━━━ STORED RECORDS ━━━

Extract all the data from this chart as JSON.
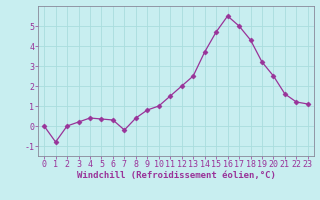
{
  "x": [
    0,
    1,
    2,
    3,
    4,
    5,
    6,
    7,
    8,
    9,
    10,
    11,
    12,
    13,
    14,
    15,
    16,
    17,
    18,
    19,
    20,
    21,
    22,
    23
  ],
  "y": [
    0.0,
    -0.8,
    0.0,
    0.2,
    0.4,
    0.35,
    0.3,
    -0.2,
    0.4,
    0.8,
    1.0,
    1.5,
    2.0,
    2.5,
    3.7,
    4.7,
    5.5,
    5.0,
    4.3,
    3.2,
    2.5,
    1.6,
    1.2,
    1.1
  ],
  "line_color": "#993399",
  "marker": "D",
  "marker_size": 2.5,
  "bg_color": "#c8eef0",
  "grid_color": "#aadddd",
  "xlabel": "Windchill (Refroidissement éolien,°C)",
  "xlim": [
    -0.5,
    23.5
  ],
  "ylim": [
    -1.5,
    6.0
  ],
  "yticks": [
    -1,
    0,
    1,
    2,
    3,
    4,
    5
  ],
  "xticks": [
    0,
    1,
    2,
    3,
    4,
    5,
    6,
    7,
    8,
    9,
    10,
    11,
    12,
    13,
    14,
    15,
    16,
    17,
    18,
    19,
    20,
    21,
    22,
    23
  ],
  "label_fontsize": 6.5,
  "tick_fontsize": 6.0
}
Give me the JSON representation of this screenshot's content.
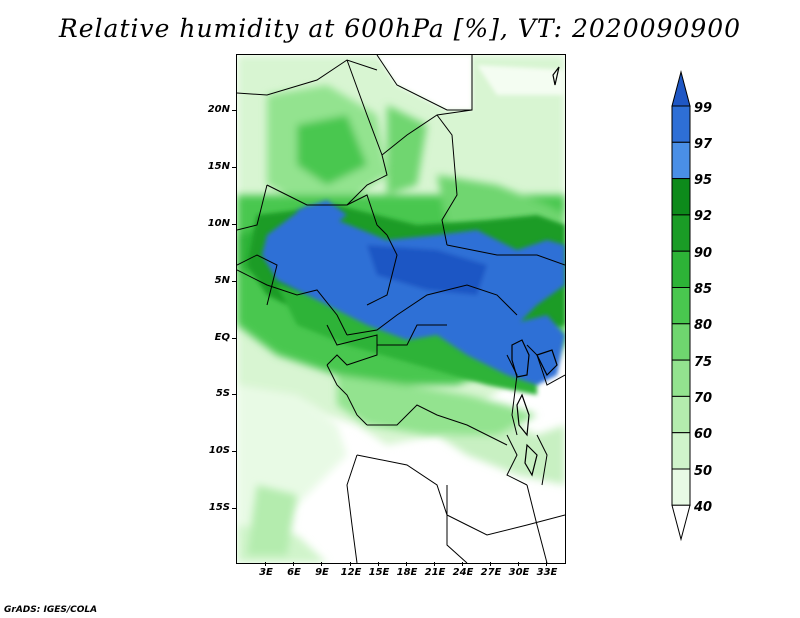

━━━

* **STATED PROBLEM**
Repeat the material above word for word, please, apart from its images.

* **SOLUTION**
Extract all the data from this chart as JSON.
{
  "x": [
    0,
    1,
    2,
    3,
    4,
    5,
    6,
    7,
    8,
    9,
    10,
    11,
    12,
    13,
    14,
    15,
    16,
    17,
    18,
    19,
    20,
    21,
    22,
    23
  ],
  "y": [
    0.0,
    -0.8,
    0.0,
    0.2,
    0.4,
    0.35,
    0.3,
    -0.2,
    0.4,
    0.8,
    1.0,
    1.5,
    2.0,
    2.5,
    3.7,
    4.7,
    5.5,
    5.0,
    4.3,
    3.2,
    2.5,
    1.6,
    1.2,
    1.1
  ],
  "line_color": "#993399",
  "marker": "D",
  "marker_size": 2.5,
  "bg_color": "#c8eef0",
  "grid_color": "#aadddd",
  "xlabel": "Windchill (Refroidissement éolien,°C)",
  "xlim": [
    -0.5,
    23.5
  ],
  "ylim": [
    -1.5,
    6.0
  ],
  "yticks": [
    -1,
    0,
    1,
    2,
    3,
    4,
    5
  ],
  "xticks": [
    0,
    1,
    2,
    3,
    4,
    5,
    6,
    7,
    8,
    9,
    10,
    11,
    12,
    13,
    14,
    15,
    16,
    17,
    18,
    19,
    20,
    21,
    22,
    23
  ],
  "label_fontsize": 6.5,
  "tick_fontsize": 6.0
}
Give me the JSON representation of this screenshot's content.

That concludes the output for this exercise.